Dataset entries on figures
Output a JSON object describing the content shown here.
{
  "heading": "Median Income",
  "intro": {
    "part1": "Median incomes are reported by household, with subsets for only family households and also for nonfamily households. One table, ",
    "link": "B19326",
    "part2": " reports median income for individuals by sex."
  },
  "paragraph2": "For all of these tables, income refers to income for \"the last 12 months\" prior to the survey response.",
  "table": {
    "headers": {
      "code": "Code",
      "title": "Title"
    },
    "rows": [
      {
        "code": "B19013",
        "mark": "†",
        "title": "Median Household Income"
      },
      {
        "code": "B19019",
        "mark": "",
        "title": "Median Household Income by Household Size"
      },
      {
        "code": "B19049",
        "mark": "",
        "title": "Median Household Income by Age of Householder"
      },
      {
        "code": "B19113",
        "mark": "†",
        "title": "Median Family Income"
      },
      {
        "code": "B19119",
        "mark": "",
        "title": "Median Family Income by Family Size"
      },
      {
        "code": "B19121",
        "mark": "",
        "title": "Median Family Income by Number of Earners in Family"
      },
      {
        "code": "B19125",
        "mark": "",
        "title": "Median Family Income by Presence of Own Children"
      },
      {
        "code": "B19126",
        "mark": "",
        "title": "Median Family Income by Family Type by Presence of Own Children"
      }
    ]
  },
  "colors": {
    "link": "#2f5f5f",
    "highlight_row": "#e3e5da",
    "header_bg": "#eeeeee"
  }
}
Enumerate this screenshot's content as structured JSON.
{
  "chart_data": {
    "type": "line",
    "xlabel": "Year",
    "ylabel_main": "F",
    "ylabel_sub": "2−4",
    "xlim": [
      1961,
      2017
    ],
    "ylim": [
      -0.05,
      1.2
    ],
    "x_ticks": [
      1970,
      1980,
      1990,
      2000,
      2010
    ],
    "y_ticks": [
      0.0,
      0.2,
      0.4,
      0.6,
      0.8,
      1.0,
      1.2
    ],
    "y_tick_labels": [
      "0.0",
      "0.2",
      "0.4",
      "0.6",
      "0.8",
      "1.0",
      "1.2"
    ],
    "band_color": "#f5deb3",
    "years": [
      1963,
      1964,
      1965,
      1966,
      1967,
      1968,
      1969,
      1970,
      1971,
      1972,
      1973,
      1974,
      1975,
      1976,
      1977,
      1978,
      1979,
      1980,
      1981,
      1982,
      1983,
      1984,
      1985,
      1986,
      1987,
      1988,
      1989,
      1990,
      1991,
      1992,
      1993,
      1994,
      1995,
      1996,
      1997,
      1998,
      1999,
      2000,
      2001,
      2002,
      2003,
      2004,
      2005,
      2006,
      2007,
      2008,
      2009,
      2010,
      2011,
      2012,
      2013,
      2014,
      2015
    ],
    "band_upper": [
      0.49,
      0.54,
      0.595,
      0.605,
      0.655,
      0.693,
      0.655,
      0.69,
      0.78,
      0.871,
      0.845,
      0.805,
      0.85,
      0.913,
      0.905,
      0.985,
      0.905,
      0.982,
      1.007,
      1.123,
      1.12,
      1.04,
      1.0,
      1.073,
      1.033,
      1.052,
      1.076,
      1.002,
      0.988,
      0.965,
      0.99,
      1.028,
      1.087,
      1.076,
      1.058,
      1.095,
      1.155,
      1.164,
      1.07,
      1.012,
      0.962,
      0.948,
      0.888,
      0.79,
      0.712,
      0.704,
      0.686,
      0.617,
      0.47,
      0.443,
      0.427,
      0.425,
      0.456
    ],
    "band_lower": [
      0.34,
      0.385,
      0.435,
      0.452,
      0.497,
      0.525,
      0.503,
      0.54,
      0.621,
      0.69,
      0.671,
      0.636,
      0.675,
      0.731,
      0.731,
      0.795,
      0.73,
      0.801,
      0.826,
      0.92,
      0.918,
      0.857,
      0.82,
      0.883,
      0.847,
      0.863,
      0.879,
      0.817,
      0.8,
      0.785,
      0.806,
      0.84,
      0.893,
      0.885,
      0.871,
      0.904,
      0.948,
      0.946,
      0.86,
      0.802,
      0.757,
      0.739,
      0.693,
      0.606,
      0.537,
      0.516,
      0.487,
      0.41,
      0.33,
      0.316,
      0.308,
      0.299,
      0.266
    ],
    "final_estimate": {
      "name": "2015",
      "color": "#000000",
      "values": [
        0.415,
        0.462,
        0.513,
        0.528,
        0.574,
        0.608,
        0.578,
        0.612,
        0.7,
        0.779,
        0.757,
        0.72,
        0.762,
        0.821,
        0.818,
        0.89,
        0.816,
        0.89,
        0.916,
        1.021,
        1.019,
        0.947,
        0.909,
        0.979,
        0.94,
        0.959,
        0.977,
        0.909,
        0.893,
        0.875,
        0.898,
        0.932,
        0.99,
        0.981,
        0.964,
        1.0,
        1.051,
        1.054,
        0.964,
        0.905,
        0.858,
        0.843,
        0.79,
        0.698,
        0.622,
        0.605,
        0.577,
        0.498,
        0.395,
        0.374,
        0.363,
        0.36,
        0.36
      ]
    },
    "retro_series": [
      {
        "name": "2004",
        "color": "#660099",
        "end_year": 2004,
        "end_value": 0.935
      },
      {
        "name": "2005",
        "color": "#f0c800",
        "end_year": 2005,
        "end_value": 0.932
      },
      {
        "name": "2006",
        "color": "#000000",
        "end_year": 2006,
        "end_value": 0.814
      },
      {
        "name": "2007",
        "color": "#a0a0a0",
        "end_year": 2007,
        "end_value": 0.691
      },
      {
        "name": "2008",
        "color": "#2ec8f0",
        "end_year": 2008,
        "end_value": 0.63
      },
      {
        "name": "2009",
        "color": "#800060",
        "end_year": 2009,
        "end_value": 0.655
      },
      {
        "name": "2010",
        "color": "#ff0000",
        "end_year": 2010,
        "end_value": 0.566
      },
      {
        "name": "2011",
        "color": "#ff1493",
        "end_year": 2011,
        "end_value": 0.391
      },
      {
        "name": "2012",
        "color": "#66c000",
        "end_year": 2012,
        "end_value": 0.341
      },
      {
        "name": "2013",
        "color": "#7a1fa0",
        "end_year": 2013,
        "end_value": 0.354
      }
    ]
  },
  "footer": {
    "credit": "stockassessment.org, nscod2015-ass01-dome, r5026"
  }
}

◆ **Your objective**
Of the lines above, how many include the word "code"? Reply with the number alone.

◆ **Complete output**
9